— start of RECORDS TO USE —

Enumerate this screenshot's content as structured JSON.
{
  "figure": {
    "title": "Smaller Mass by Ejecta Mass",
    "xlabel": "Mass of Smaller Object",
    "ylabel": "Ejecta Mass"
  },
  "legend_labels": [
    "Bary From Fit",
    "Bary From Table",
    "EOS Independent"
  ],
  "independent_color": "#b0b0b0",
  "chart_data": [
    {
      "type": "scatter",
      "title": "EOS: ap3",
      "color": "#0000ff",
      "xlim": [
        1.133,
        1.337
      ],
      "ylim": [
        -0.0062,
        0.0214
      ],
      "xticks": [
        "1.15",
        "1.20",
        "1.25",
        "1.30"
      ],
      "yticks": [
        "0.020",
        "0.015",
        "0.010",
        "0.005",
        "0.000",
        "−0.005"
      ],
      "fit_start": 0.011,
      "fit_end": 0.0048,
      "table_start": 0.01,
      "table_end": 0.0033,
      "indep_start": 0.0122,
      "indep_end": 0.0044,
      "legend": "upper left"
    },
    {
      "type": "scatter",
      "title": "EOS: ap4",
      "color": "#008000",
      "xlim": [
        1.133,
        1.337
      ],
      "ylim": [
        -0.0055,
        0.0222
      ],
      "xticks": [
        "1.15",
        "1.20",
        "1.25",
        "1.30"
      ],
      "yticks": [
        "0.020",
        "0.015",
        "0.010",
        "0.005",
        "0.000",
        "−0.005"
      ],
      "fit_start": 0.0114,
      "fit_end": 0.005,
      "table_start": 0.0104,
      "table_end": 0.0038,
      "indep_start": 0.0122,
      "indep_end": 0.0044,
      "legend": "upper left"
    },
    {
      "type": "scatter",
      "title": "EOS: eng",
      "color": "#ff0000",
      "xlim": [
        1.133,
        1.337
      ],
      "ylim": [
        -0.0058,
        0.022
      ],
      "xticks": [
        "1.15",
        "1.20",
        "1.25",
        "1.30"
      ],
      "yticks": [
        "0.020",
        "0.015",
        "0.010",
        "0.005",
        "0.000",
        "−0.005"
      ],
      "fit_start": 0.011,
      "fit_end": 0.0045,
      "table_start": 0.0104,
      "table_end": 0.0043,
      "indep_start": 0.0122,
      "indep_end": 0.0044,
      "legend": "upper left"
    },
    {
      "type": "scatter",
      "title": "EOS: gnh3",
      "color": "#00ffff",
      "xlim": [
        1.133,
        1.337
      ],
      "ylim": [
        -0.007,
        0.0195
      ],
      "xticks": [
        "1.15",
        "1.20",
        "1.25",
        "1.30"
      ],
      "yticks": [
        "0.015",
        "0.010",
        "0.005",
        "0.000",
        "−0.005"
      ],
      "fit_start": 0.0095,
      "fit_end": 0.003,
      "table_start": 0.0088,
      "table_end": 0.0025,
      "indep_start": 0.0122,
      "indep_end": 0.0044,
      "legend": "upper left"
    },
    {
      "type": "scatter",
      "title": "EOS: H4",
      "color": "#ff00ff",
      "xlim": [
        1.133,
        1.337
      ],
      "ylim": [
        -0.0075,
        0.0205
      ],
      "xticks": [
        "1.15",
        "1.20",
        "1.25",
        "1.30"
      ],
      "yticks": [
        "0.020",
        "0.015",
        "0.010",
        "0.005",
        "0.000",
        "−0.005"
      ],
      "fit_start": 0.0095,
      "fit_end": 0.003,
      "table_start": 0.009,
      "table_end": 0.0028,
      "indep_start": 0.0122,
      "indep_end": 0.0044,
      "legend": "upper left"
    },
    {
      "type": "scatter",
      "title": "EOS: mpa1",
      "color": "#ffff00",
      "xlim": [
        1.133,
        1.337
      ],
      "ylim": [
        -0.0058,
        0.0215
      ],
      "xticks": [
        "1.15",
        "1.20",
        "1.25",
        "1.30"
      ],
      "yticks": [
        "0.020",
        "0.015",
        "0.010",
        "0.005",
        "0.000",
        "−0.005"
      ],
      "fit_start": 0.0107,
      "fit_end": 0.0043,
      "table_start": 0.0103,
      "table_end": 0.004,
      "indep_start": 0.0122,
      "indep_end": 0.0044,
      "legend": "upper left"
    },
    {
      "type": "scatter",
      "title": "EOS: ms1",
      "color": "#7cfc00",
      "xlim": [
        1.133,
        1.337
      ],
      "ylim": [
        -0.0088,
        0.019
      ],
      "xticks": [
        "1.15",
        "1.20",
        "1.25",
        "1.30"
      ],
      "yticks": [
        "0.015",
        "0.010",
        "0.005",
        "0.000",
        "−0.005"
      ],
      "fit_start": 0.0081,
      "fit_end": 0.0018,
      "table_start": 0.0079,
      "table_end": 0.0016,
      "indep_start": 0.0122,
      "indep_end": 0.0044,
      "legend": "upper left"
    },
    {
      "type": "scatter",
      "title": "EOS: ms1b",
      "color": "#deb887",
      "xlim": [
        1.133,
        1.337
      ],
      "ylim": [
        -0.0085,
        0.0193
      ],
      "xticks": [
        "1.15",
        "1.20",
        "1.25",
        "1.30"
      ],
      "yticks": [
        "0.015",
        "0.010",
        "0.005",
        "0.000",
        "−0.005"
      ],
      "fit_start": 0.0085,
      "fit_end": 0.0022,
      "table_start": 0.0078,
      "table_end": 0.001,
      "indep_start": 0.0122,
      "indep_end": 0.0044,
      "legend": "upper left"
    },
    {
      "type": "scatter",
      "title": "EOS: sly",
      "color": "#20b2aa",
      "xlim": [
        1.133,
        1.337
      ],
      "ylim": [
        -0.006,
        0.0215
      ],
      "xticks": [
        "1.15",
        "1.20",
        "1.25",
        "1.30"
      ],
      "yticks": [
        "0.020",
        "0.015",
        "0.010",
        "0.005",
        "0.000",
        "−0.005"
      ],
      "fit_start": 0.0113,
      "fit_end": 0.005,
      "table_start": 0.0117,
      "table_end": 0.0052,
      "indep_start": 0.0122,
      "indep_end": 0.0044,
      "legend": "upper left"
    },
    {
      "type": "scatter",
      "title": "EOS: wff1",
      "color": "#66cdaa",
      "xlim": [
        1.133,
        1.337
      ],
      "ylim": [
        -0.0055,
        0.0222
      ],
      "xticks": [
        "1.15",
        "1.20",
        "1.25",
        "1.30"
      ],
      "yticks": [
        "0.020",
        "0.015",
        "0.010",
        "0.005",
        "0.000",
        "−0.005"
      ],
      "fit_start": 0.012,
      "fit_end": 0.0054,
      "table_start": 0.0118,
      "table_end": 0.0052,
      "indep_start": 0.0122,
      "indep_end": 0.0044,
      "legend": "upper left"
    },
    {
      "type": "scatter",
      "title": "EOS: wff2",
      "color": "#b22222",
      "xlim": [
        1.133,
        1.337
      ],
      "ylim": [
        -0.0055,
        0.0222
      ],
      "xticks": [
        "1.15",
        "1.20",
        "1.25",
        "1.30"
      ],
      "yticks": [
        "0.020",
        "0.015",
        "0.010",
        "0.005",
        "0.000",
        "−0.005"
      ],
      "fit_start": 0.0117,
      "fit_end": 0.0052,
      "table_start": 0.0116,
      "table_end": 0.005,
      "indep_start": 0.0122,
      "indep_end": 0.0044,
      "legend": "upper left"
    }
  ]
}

— end of RECORDS TO USE —

WHAT IS EXPECTED: Output the listing above exactly as it appears.

REPLY TO THE TASK:
Enumerate this screenshot's content as structured JSON.
{
  "figure": {
    "title": "Smaller Mass by Ejecta Mass",
    "xlabel": "Mass of Smaller Object",
    "ylabel": "Ejecta Mass"
  },
  "legend_labels": [
    "Bary From Fit",
    "Bary From Table",
    "EOS Independent"
  ],
  "independent_color": "#b0b0b0",
  "chart_data": [
    {
      "type": "scatter",
      "title": "EOS: ap3",
      "color": "#0000ff",
      "xlim": [
        1.133,
        1.337
      ],
      "ylim": [
        -0.0062,
        0.0214
      ],
      "xticks": [
        "1.15",
        "1.20",
        "1.25",
        "1.30"
      ],
      "yticks": [
        "0.020",
        "0.015",
        "0.010",
        "0.005",
        "0.000",
        "−0.005"
      ],
      "fit_start": 0.011,
      "fit_end": 0.0048,
      "table_start": 0.01,
      "table_end": 0.0033,
      "indep_start": 0.0122,
      "indep_end": 0.0044,
      "legend": "upper left"
    },
    {
      "type": "scatter",
      "title": "EOS: ap4",
      "color": "#008000",
      "xlim": [
        1.133,
        1.337
      ],
      "ylim": [
        -0.0055,
        0.0222
      ],
      "xticks": [
        "1.15",
        "1.20",
        "1.25",
        "1.30"
      ],
      "yticks": [
        "0.020",
        "0.015",
        "0.010",
        "0.005",
        "0.000",
        "−0.005"
      ],
      "fit_start": 0.0114,
      "fit_end": 0.005,
      "table_start": 0.0104,
      "table_end": 0.0038,
      "indep_start": 0.0122,
      "indep_end": 0.0044,
      "legend": "upper left"
    },
    {
      "type": "scatter",
      "title": "EOS: eng",
      "color": "#ff0000",
      "xlim": [
        1.133,
        1.337
      ],
      "ylim": [
        -0.0058,
        0.022
      ],
      "xticks": [
        "1.15",
        "1.20",
        "1.25",
        "1.30"
      ],
      "yticks": [
        "0.020",
        "0.015",
        "0.010",
        "0.005",
        "0.000",
        "−0.005"
      ],
      "fit_start": 0.011,
      "fit_end": 0.0045,
      "table_start": 0.0104,
      "table_end": 0.0043,
      "indep_start": 0.0122,
      "indep_end": 0.0044,
      "legend": "upper left"
    },
    {
      "type": "scatter",
      "title": "EOS: gnh3",
      "color": "#00ffff",
      "xlim": [
        1.133,
        1.337
      ],
      "ylim": [
        -0.007,
        0.0195
      ],
      "xticks": [
        "1.15",
        "1.20",
        "1.25",
        "1.30"
      ],
      "yticks": [
        "0.015",
        "0.010",
        "0.005",
        "0.000",
        "−0.005"
      ],
      "fit_start": 0.0095,
      "fit_end": 0.003,
      "table_start": 0.0088,
      "table_end": 0.0025,
      "indep_start": 0.0122,
      "indep_end": 0.0044,
      "legend": "upper left"
    },
    {
      "type": "scatter",
      "title": "EOS: H4",
      "color": "#ff00ff",
      "xlim": [
        1.133,
        1.337
      ],
      "ylim": [
        -0.0075,
        0.0205
      ],
      "xticks": [
        "1.15",
        "1.20",
        "1.25",
        "1.30"
      ],
      "yticks": [
        "0.020",
        "0.015",
        "0.010",
        "0.005",
        "0.000",
        "−0.005"
      ],
      "fit_start": 0.0095,
      "fit_end": 0.003,
      "table_start": 0.009,
      "table_end": 0.0028,
      "indep_start": 0.0122,
      "indep_end": 0.0044,
      "legend": "upper left"
    },
    {
      "type": "scatter",
      "title": "EOS: mpa1",
      "color": "#ffff00",
      "xlim": [
        1.133,
        1.337
      ],
      "ylim": [
        -0.0058,
        0.0215
      ],
      "xticks": [
        "1.15",
        "1.20",
        "1.25",
        "1.30"
      ],
      "yticks": [
        "0.020",
        "0.015",
        "0.010",
        "0.005",
        "0.000",
        "−0.005"
      ],
      "fit_start": 0.0107,
      "fit_end": 0.0043,
      "table_start": 0.0103,
      "table_end": 0.004,
      "indep_start": 0.0122,
      "indep_end": 0.0044,
      "legend": "upper left"
    },
    {
      "type": "scatter",
      "title": "EOS: ms1",
      "color": "#7cfc00",
      "xlim": [
        1.133,
        1.337
      ],
      "ylim": [
        -0.0088,
        0.019
      ],
      "xticks": [
        "1.15",
        "1.20",
        "1.25",
        "1.30"
      ],
      "yticks": [
        "0.015",
        "0.010",
        "0.005",
        "0.000",
        "−0.005"
      ],
      "fit_start": 0.0081,
      "fit_end": 0.0018,
      "table_start": 0.0079,
      "table_end": 0.0016,
      "indep_start": 0.0122,
      "indep_end": 0.0044,
      "legend": "upper left"
    },
    {
      "type": "scatter",
      "title": "EOS: ms1b",
      "color": "#deb887",
      "xlim": [
        1.133,
        1.337
      ],
      "ylim": [
        -0.0085,
        0.0193
      ],
      "xticks": [
        "1.15",
        "1.20",
        "1.25",
        "1.30"
      ],
      "yticks": [
        "0.015",
        "0.010",
        "0.005",
        "0.000",
        "−0.005"
      ],
      "fit_start": 0.0085,
      "fit_end": 0.0022,
      "table_start": 0.0078,
      "table_end": 0.001,
      "indep_start": 0.0122,
      "indep_end": 0.0044,
      "legend": "upper left"
    },
    {
      "type": "scatter",
      "title": "EOS: sly",
      "color": "#20b2aa",
      "xlim": [
        1.133,
        1.337
      ],
      "ylim": [
        -0.006,
        0.0215
      ],
      "xticks": [
        "1.15",
        "1.20",
        "1.25",
        "1.30"
      ],
      "yticks": [
        "0.020",
        "0.015",
        "0.010",
        "0.005",
        "0.000",
        "−0.005"
      ],
      "fit_start": 0.0113,
      "fit_end": 0.005,
      "table_start": 0.0117,
      "table_end": 0.0052,
      "indep_start": 0.0122,
      "indep_end": 0.0044,
      "legend": "upper left"
    },
    {
      "type": "scatter",
      "title": "EOS: wff1",
      "color": "#66cdaa",
      "xlim": [
        1.133,
        1.337
      ],
      "ylim": [
        -0.0055,
        0.0222
      ],
      "xticks": [
        "1.15",
        "1.20",
        "1.25",
        "1.30"
      ],
      "yticks": [
        "0.020",
        "0.015",
        "0.010",
        "0.005",
        "0.000",
        "−0.005"
      ],
      "fit_start": 0.012,
      "fit_end": 0.0054,
      "table_start": 0.0118,
      "table_end": 0.0052,
      "indep_start": 0.0122,
      "indep_end": 0.0044,
      "legend": "upper left"
    },
    {
      "type": "scatter",
      "title": "EOS: wff2",
      "color": "#b22222",
      "xlim": [
        1.133,
        1.337
      ],
      "ylim": [
        -0.0055,
        0.0222
      ],
      "xticks": [
        "1.15",
        "1.20",
        "1.25",
        "1.30"
      ],
      "yticks": [
        "0.020",
        "0.015",
        "0.010",
        "0.005",
        "0.000",
        "−0.005"
      ],
      "fit_start": 0.0117,
      "fit_end": 0.0052,
      "table_start": 0.0116,
      "table_end": 0.005,
      "indep_start": 0.0122,
      "indep_end": 0.0044,
      "legend": "upper left"
    }
  ]
}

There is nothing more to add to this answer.